- Objective -
Read the records and gather each line that includes "人員リソースは大幅に不足している".

--- Begin Information provided ---

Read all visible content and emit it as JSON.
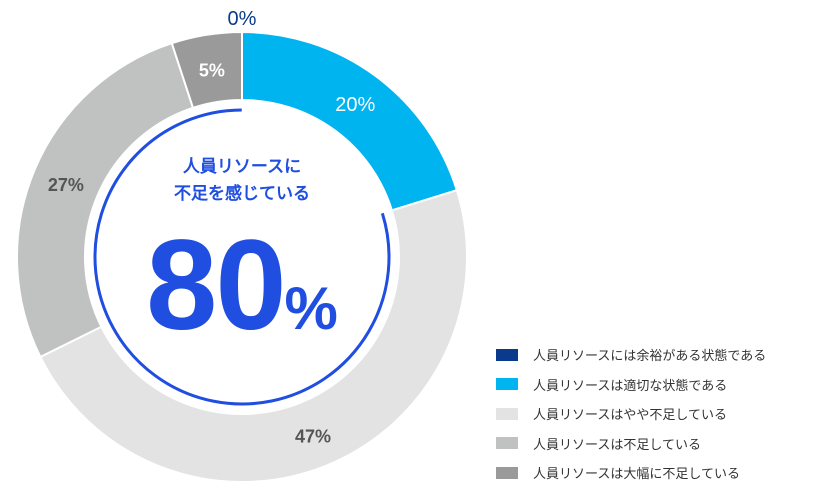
{
  "chart_data": {
    "type": "pie",
    "subtype": "donut",
    "title": "",
    "center_label": {
      "line1": "人員リソースに",
      "line2": "不足を感じている",
      "value": "80",
      "unit": "%"
    },
    "categories": [
      "人員リソースには余裕がある状態である",
      "人員リソースは適切な状態である",
      "人員リソースはやや不足している",
      "人員リソースは不足している",
      "人員リソースは大幅に不足している"
    ],
    "values": [
      0,
      20,
      47,
      27,
      5
    ],
    "labels": [
      "0%",
      "20%",
      "47%",
      "27%",
      "5%"
    ],
    "colors": [
      "#0a3a8c",
      "#00b4f0",
      "#e3e3e3",
      "#c0c1c1",
      "#9a9a9a"
    ],
    "legend_position": "bottom-right"
  },
  "legend": [
    {
      "label": "人員リソースには余裕がある状態である",
      "color": "#0a3a8c"
    },
    {
      "label": "人員リソースは適切な状態である",
      "color": "#00b4f0"
    },
    {
      "label": "人員リソースはやや不足している",
      "color": "#e3e3e3"
    },
    {
      "label": "人員リソースは不足している",
      "color": "#c0c1c1"
    },
    {
      "label": "人員リソースは大幅に不足している",
      "color": "#9a9a9a"
    }
  ],
  "accent_color": "#1f4ee0"
}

--- End Information provided ---

- Answer to the problem -
      "人員リソースは大幅に不足している"
      "label": "人員リソースは大幅に不足している",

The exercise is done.